Your task is to repeat the listing exactly.
Start
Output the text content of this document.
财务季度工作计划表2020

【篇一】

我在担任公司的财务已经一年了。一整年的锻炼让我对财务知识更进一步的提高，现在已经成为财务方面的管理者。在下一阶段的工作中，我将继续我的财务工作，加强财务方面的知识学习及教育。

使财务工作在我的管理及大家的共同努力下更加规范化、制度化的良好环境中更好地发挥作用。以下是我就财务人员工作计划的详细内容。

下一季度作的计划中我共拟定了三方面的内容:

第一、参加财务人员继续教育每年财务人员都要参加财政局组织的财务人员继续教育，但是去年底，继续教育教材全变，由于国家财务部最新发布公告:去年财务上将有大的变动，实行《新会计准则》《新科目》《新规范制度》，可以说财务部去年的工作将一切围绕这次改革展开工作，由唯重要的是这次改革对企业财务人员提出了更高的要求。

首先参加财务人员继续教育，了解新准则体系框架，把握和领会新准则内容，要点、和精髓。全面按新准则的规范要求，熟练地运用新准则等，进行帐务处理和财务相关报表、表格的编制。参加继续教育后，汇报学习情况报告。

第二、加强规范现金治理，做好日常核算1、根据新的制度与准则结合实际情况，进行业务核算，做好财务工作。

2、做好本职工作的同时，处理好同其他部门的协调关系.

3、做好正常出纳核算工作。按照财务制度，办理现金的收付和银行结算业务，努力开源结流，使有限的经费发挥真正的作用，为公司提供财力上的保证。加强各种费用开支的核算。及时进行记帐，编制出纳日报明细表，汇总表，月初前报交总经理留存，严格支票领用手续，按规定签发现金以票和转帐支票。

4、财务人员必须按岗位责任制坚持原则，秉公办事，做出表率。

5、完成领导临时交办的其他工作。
End
- Written answer
Output the text content of this document.
财务季度工作计划表2020

【篇一】

我在担任公司的财务已经一年了。一整年的锻炼让我对财务知识更进一步的提高，现在已经成为财务方面的管理者。在下一阶段的工作中，我将继续我的财务工作，加强财务方面的知识学习及教育。

使财务工作在我的管理及大家的共同努力下更加规范化、制度化的良好环境中更好地发挥作用。以下是我就财务人员工作计划的详细内容。

下一季度作的计划中我共拟定了三方面的内容:

第一、参加财务人员继续教育每年财务人员都要参加财政局组织的财务人员继续教育，但是去年底，继续教育教材全变，由于国家财务部最新发布公告:去年财务上将有大的变动，实行《新会计准则》《新科目》《新规范制度》，可以说财务部去年的工作将一切围绕这次改革展开工作，由唯重要的是这次改革对企业财务人员提出了更高的要求。

首先参加财务人员继续教育，了解新准则体系框架，把握和领会新准则内容，要点、和精髓。全面按新准则的规范要求，熟练地运用新准则等，进行帐务处理和财务相关报表、表格的编制。参加继续教育后，汇报学习情况报告。

第二、加强规范现金治理，做好日常核算1、根据新的制度与准则结合实际情况，进行业务核算，做好财务工作。

2、做好本职工作的同时，处理好同其他部门的协调关系.

3、做好正常出纳核算工作。按照财务制度，办理现金的收付和银行结算业务，努力开源结流，使有限的经费发挥真正的作用，为公司提供财力上的保证。加强各种费用开支的核算。及时进行记帐，编制出纳日报明细表，汇总表，月初前报交总经理留存，严格支票领用手续，按规定签发现金以票和转帐支票。

4、财务人员必须按岗位责任制坚持原则，秉公办事，做出表率。

5、完成领导临时交办的其他工作。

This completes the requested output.